## WHAT YOU HAVE TO DO:
What follows is a set of entries. Give them again exactly, without the pictures.

## STORED ROWS:
########################################

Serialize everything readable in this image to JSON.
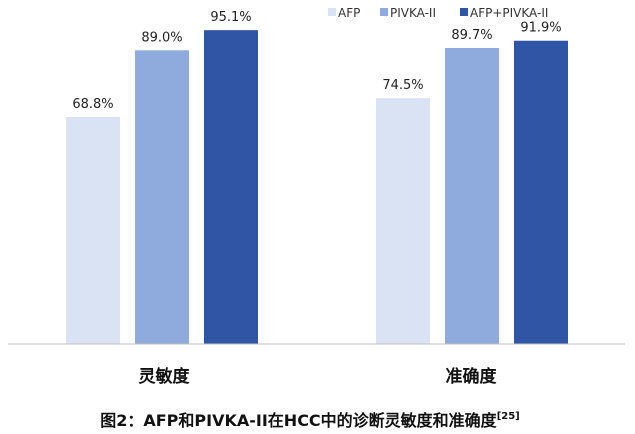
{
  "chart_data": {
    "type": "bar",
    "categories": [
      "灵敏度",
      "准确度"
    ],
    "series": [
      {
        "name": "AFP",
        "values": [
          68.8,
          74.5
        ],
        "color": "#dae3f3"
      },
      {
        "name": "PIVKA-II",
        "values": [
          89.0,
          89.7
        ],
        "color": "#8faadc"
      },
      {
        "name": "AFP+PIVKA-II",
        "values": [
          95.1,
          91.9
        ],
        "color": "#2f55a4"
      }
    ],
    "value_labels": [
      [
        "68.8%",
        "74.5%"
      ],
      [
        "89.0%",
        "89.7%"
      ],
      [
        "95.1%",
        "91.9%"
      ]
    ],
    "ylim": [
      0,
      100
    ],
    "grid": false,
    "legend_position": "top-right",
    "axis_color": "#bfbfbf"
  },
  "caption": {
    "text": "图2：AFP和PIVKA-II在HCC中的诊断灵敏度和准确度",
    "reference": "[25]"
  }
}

########################################

## RESULT:
Serialize everything readable in this image to JSON.
{
  "chart_data": {
    "type": "bar",
    "categories": [
      "灵敏度",
      "准确度"
    ],
    "series": [
      {
        "name": "AFP",
        "values": [
          68.8,
          74.5
        ],
        "color": "#dae3f3"
      },
      {
        "name": "PIVKA-II",
        "values": [
          89.0,
          89.7
        ],
        "color": "#8faadc"
      },
      {
        "name": "AFP+PIVKA-II",
        "values": [
          95.1,
          91.9
        ],
        "color": "#2f55a4"
      }
    ],
    "value_labels": [
      [
        "68.8%",
        "74.5%"
      ],
      [
        "89.0%",
        "89.7%"
      ],
      [
        "95.1%",
        "91.9%"
      ]
    ],
    "ylim": [
      0,
      100
    ],
    "grid": false,
    "legend_position": "top-right",
    "axis_color": "#bfbfbf"
  },
  "caption": {
    "text": "图2：AFP和PIVKA-II在HCC中的诊断灵敏度和准确度",
    "reference": "[25]"
  }
}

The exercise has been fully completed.